— What you are asked to do —
Pull every line of the entries that has the word "Fraxinus".

— Material shown —
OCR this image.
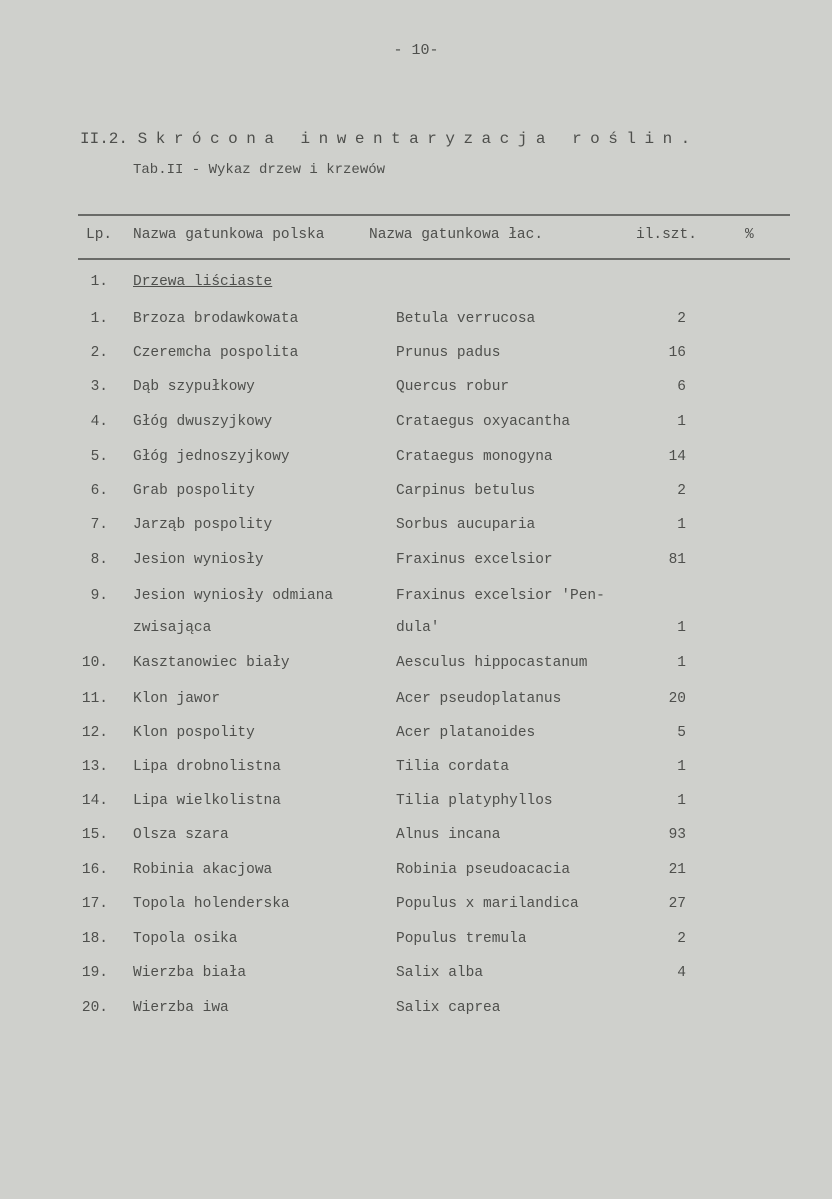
- 10-
II.2. Skrócona inwentaryzacja roślin.
Tab.II - Wykaz drzew i krzewów
Lp. Nazwa gatunkowa polska	Nazwa gatunkowa łac.	il.szt.	%
1. Drzewa liściaste
1. Brzoza brodawkowata	Betula verrucosa	2
2. Czeremcha pospolita	Prunus padus	16
3. Dąb szypułkowy	Quercus robur	6
4. Głóg dwuszyjkowy	Crataegus oxyacantha	1
5. Głóg jednoszyjkowy	Crataegus monogyna	14
6. Grab pospolity	Carpinus betulus	2
7. Jarząb pospolity	Sorbus aucuparia	1
8. Jesion wyniosły	Fraxinus excelsior	81
9. Jesion wyniosły odmiana	Fraxinus excelsior 'Pen-
zwisająca	dula'	1
10. Kasztanowiec biały	Aesculus hippocastanum	1
11. Klon jawor	Acer pseudoplatanus	20
12. Klon pospolity	Acer platanoides	5
13. Lipa drobnolistna	Tilia cordata	1
14. Lipa wielkolistna	Tilia platyphyllos	1
15. Olsza szara	Alnus incana	93
16. Robinia akacjowa	Robinia pseudoacacia	21
17. Topola holenderska	Populus x marilandica	27
18. Topola osika	Populus tremula	2
19. Wierzba biała	Salix alba	4
20. Wierzba iwa	Salix caprea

— Result of this exercise —
8. Jesion wyniosły	Fraxinus excelsior	81
9. Jesion wyniosły odmiana	Fraxinus excelsior 'Pen-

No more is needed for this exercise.